[Aim]:
The answer is a single number: how many lines hold the string "screenshot".

## begin

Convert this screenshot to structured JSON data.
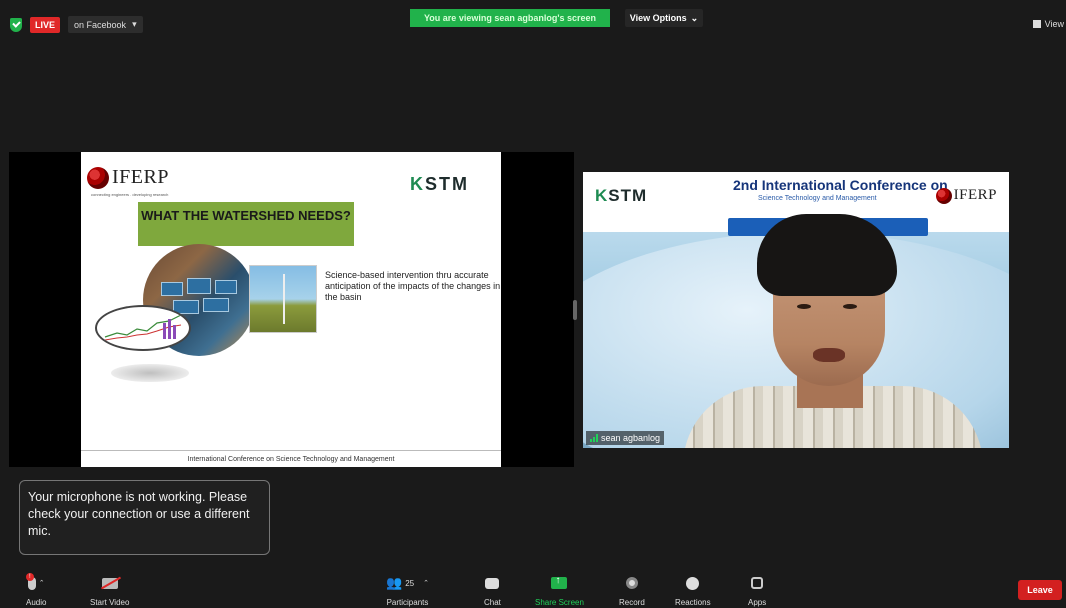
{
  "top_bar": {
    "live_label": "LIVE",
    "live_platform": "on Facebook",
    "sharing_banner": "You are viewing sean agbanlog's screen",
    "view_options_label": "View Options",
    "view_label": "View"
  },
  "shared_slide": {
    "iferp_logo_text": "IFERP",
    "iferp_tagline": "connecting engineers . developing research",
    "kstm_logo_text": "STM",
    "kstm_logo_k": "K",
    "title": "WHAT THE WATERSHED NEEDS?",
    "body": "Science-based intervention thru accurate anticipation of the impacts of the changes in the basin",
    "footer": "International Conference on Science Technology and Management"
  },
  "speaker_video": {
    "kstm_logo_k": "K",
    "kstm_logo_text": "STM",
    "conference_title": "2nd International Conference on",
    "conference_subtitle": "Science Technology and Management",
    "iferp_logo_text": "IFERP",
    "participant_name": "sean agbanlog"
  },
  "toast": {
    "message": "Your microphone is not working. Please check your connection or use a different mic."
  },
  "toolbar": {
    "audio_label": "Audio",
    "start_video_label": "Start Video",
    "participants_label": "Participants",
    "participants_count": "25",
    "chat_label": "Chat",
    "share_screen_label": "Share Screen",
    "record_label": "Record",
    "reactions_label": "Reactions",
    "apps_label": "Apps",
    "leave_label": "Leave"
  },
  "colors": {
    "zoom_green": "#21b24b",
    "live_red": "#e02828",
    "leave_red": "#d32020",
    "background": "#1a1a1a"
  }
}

## end
## begin

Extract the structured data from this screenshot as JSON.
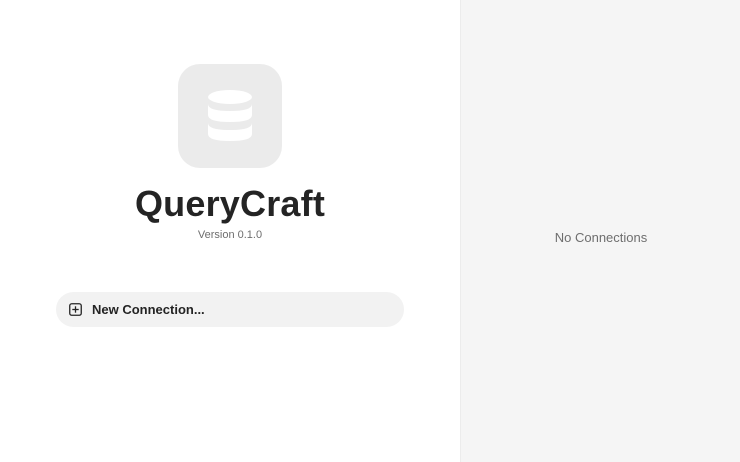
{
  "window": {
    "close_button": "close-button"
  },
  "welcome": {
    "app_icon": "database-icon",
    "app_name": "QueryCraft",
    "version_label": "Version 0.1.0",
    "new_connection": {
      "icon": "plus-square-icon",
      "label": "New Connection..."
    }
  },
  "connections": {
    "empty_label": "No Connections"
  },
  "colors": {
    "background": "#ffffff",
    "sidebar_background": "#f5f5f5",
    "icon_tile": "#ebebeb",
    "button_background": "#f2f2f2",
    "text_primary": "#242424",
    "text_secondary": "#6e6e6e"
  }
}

## end

[Output of the task]:
2